● SHORT EXERCISE
All of the material below is to be returned exactly.

* Begin MATERIAL *

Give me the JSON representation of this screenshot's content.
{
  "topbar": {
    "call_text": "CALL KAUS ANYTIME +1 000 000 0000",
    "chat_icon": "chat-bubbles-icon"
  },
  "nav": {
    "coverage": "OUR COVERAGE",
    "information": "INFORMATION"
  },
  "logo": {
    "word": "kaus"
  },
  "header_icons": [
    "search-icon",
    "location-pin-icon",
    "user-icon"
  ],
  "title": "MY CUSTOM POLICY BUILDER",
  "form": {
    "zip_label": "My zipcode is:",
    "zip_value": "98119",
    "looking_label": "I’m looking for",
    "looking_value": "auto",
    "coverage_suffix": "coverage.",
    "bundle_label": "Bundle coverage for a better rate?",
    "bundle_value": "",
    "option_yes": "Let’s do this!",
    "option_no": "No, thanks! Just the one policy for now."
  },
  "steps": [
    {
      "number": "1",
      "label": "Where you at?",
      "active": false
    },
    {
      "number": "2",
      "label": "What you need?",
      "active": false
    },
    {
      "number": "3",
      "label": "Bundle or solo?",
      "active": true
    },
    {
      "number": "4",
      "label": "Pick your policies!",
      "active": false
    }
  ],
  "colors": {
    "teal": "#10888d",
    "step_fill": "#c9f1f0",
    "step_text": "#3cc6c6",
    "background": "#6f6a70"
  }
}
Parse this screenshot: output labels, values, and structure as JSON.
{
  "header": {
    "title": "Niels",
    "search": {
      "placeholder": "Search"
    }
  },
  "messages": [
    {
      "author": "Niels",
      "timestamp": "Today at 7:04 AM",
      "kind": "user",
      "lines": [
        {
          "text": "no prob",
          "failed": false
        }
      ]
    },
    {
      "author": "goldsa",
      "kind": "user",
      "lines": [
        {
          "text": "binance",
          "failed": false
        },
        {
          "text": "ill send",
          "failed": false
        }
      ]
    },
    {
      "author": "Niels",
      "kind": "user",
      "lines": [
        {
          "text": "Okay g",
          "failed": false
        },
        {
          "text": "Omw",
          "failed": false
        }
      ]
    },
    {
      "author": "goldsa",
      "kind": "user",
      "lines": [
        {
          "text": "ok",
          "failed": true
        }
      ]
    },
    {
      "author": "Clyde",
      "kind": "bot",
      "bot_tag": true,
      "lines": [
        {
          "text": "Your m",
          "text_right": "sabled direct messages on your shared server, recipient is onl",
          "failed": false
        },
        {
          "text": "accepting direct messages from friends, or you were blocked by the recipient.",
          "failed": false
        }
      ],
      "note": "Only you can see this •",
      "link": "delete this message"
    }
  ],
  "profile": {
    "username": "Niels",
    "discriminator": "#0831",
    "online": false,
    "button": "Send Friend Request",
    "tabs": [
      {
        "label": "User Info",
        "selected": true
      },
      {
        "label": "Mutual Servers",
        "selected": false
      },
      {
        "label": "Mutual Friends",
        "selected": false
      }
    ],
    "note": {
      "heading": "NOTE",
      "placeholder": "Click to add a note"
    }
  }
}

* End MATERIAL *

● COMPLETE RESPONSE
Give me the JSON representation of this screenshot's content.
{
  "topbar": {
    "call_text": "CALL KAUS ANYTIME +1 000 000 0000",
    "chat_icon": "chat-bubbles-icon"
  },
  "nav": {
    "coverage": "OUR COVERAGE",
    "information": "INFORMATION"
  },
  "logo": {
    "word": "kaus"
  },
  "header_icons": [
    "search-icon",
    "location-pin-icon",
    "user-icon"
  ],
  "title": "MY CUSTOM POLICY BUILDER",
  "form": {
    "zip_label": "My zipcode is:",
    "zip_value": "98119",
    "looking_label": "I’m looking for",
    "looking_value": "auto",
    "coverage_suffix": "coverage.",
    "bundle_label": "Bundle coverage for a better rate?",
    "bundle_value": "",
    "option_yes": "Let’s do this!",
    "option_no": "No, thanks! Just the one policy for now."
  },
  "steps": [
    {
      "number": "1",
      "label": "Where you at?",
      "active": false
    },
    {
      "number": "2",
      "label": "What you need?",
      "active": false
    },
    {
      "number": "3",
      "label": "Bundle or solo?",
      "active": true
    },
    {
      "number": "4",
      "label": "Pick your policies!",
      "active": false
    }
  ],
  "colors": {
    "teal": "#10888d",
    "step_fill": "#c9f1f0",
    "step_text": "#3cc6c6",
    "background": "#6f6a70"
  }
}
Parse this screenshot: output labels, values, and structure as JSON.
{
  "header": {
    "title": "Niels",
    "search": {
      "placeholder": "Search"
    }
  },
  "messages": [
    {
      "author": "Niels",
      "timestamp": "Today at 7:04 AM",
      "kind": "user",
      "lines": [
        {
          "text": "no prob",
          "failed": false
        }
      ]
    },
    {
      "author": "goldsa",
      "kind": "user",
      "lines": [
        {
          "text": "binance",
          "failed": false
        },
        {
          "text": "ill send",
          "failed": false
        }
      ]
    },
    {
      "author": "Niels",
      "kind": "user",
      "lines": [
        {
          "text": "Okay g",
          "failed": false
        },
        {
          "text": "Omw",
          "failed": false
        }
      ]
    },
    {
      "author": "goldsa",
      "kind": "user",
      "lines": [
        {
          "text": "ok",
          "failed": true
        }
      ]
    },
    {
      "author": "Clyde",
      "kind": "bot",
      "bot_tag": true,
      "lines": [
        {
          "text": "Your m",
          "text_right": "sabled direct messages on your shared server, recipient is onl",
          "failed": false
        },
        {
          "text": "accepting direct messages from friends, or you were blocked by the recipient.",
          "failed": false
        }
      ],
      "note": "Only you can see this •",
      "link": "delete this message"
    }
  ],
  "profile": {
    "username": "Niels",
    "discriminator": "#0831",
    "online": false,
    "button": "Send Friend Request",
    "tabs": [
      {
        "label": "User Info",
        "selected": true
      },
      {
        "label": "Mutual Servers",
        "selected": false
      },
      {
        "label": "Mutual Friends",
        "selected": false
      }
    ],
    "note": {
      "heading": "NOTE",
      "placeholder": "Click to add a note"
    }
  }
}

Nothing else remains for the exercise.